» **Layout-Koordinatendaten**
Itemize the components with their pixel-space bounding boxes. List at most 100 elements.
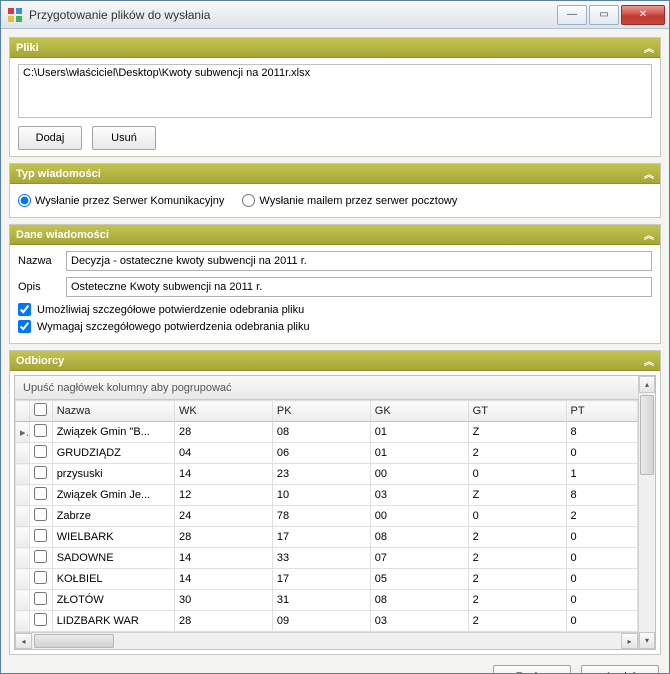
row-indicator (16, 464, 30, 485)
radio-server[interactable] (18, 194, 31, 207)
row-checkbox-cell[interactable] (30, 611, 52, 632)
cell-gt: 0 (468, 506, 566, 527)
row-checkbox[interactable] (34, 529, 47, 542)
hscroll-track[interactable] (32, 633, 621, 649)
grid-header-wk[interactable]: WK (175, 401, 273, 422)
row-checkbox[interactable] (34, 466, 47, 479)
file-list-item[interactable]: C:\Users\właściciel\Desktop\Kwoty subwen… (23, 67, 647, 79)
horizontal-scrollbar[interactable]: ◂ ▸ (15, 632, 638, 649)
cancel-button[interactable]: Anuluj (581, 665, 659, 673)
maximize-button[interactable]: ▭ (589, 5, 619, 25)
header-checkbox[interactable] (34, 403, 47, 416)
row-checkbox-cell[interactable] (30, 443, 52, 464)
row-checkbox[interactable] (34, 487, 47, 500)
scroll-right-arrow[interactable]: ▸ (621, 633, 638, 649)
grid-header-indicator (16, 401, 30, 422)
grid-header-gk[interactable]: GK (370, 401, 468, 422)
row-checkbox[interactable] (34, 508, 47, 521)
cell-name: SADOWNE (52, 548, 174, 569)
chk-umozliwiaj[interactable] (18, 303, 31, 316)
panel-pliki-title: Pliki (16, 42, 39, 54)
table-row[interactable]: ZŁOTÓW30310820 (16, 590, 638, 611)
scroll-up-arrow[interactable]: ▴ (639, 376, 655, 393)
vertical-scrollbar[interactable]: ▴ ▾ (638, 376, 655, 649)
row-checkbox-cell[interactable] (30, 464, 52, 485)
row-checkbox[interactable] (34, 445, 47, 458)
recipients-grid[interactable]: Nazwa WK PK GK GT PT ▸Związek Gmin "B...… (15, 400, 638, 632)
row-checkbox-cell[interactable] (30, 569, 52, 590)
panel-odbiorcy-header[interactable]: Odbiorcy ︽ (10, 351, 660, 371)
chk-wymagaj-label: Wymagaj szczegółowego potwierdzenia odeb… (37, 321, 310, 333)
row-indicator (16, 506, 30, 527)
cell-gt: 0 (468, 464, 566, 485)
row-checkbox[interactable] (34, 424, 47, 437)
grid-header-pt[interactable]: PT (566, 401, 637, 422)
remove-button[interactable]: Usuń (92, 126, 156, 150)
row-checkbox[interactable] (34, 550, 47, 563)
cell-pk: 09 (272, 611, 370, 632)
minimize-button[interactable]: — (557, 5, 587, 25)
row-indicator (16, 485, 30, 506)
scroll-left-arrow[interactable]: ◂ (15, 633, 32, 649)
cell-gt: Z (468, 485, 566, 506)
footer-buttons: Zapisz Anuluj (9, 661, 661, 673)
table-row[interactable]: WIELBARK28170820 (16, 527, 638, 548)
panel-odbiorcy: Odbiorcy ︽ Upuść nagłówek kolumny aby po… (9, 350, 661, 655)
grid-wrap: Upuść nagłówek kolumny aby pogrupować (14, 375, 656, 650)
hscroll-thumb[interactable] (34, 634, 114, 648)
table-row[interactable]: LIDZBARK WAR28090320 (16, 611, 638, 632)
desc-input[interactable] (66, 277, 652, 297)
panel-pliki-header[interactable]: Pliki ︽ (10, 38, 660, 58)
cell-wk: 14 (175, 464, 273, 485)
row-checkbox-cell[interactable] (30, 590, 52, 611)
panel-dane-header[interactable]: Dane wiadomości ︽ (10, 225, 660, 245)
table-row[interactable]: ▸Związek Gmin "B...280801Z8 (16, 422, 638, 443)
panel-typ-header[interactable]: Typ wiadomości ︽ (10, 164, 660, 184)
row-checkbox-cell[interactable] (30, 548, 52, 569)
table-row[interactable]: Zabrze24780002 (16, 506, 638, 527)
grid-header-nazwa[interactable]: Nazwa (52, 401, 174, 422)
row-checkbox-cell[interactable] (30, 527, 52, 548)
cell-gt: 2 (468, 443, 566, 464)
grid-header-gt[interactable]: GT (468, 401, 566, 422)
grid-header-checkbox[interactable] (30, 401, 52, 422)
table-row[interactable]: SADOWNE14330720 (16, 548, 638, 569)
close-button[interactable]: ✕ (621, 5, 665, 25)
chk-wymagaj[interactable] (18, 320, 31, 333)
file-list[interactable]: C:\Users\właściciel\Desktop\Kwoty subwen… (18, 64, 652, 118)
scroll-down-arrow[interactable]: ▾ (639, 632, 655, 649)
table-row[interactable]: KOŁBIEL14170520 (16, 569, 638, 590)
vscroll-track[interactable] (639, 393, 655, 632)
collapse-icon: ︽ (644, 227, 654, 242)
cell-gk: 05 (370, 569, 468, 590)
name-input[interactable] (66, 251, 652, 271)
row-checkbox[interactable] (34, 613, 47, 626)
row-checkbox-cell[interactable] (30, 422, 52, 443)
add-button[interactable]: Dodaj (18, 126, 82, 150)
row-checkbox-cell[interactable] (30, 485, 52, 506)
cell-gt: Z (468, 422, 566, 443)
radio-server-label[interactable]: Wysłanie przez Serwer Komunikacyjny (18, 194, 224, 207)
group-by-bar[interactable]: Upuść nagłówek kolumny aby pogrupować (15, 376, 638, 400)
row-indicator: ▸ (16, 422, 30, 443)
radio-mail[interactable] (242, 194, 255, 207)
save-button[interactable]: Zapisz (493, 665, 571, 673)
radio-mail-label[interactable]: Wysłanie mailem przez serwer pocztowy (242, 194, 457, 207)
grid-header-pk[interactable]: PK (272, 401, 370, 422)
vscroll-thumb[interactable] (640, 395, 654, 475)
cell-pt: 8 (566, 485, 637, 506)
main-window: Przygotowanie plików do wysłania — ▭ ✕ P… (0, 0, 670, 674)
row-checkbox-cell[interactable] (30, 506, 52, 527)
cell-pt: 8 (566, 422, 637, 443)
table-row[interactable]: przysuski14230001 (16, 464, 638, 485)
panel-pliki: Pliki ︽ C:\Users\właściciel\Desktop\Kwot… (9, 37, 661, 157)
panel-dane: Dane wiadomości ︽ Nazwa Opis Umożliwiaj … (9, 224, 661, 344)
cell-pk: 10 (272, 485, 370, 506)
table-row[interactable]: Związek Gmin Je...121003Z8 (16, 485, 638, 506)
radio-mail-text: Wysłanie mailem przez serwer pocztowy (259, 195, 457, 207)
grid-header-row: Nazwa WK PK GK GT PT (16, 401, 638, 422)
table-row[interactable]: GRUDZIĄDZ04060120 (16, 443, 638, 464)
row-checkbox[interactable] (34, 571, 47, 584)
cell-pt: 2 (566, 506, 637, 527)
row-checkbox[interactable] (34, 592, 47, 605)
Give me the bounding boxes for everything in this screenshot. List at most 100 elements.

» **AUFGABE**
Wähle aus den Layout-Koordinatendaten alle Zeilen aus, die die Zeichenfolge „track“ enthalten. Groß- und Kleinschreibung ist dabei zu beachten.

» **ERLEDIGTE AUFGABE**
hscroll-track[interactable] (32, 633, 621, 649)
vscroll-track[interactable] (639, 393, 655, 632)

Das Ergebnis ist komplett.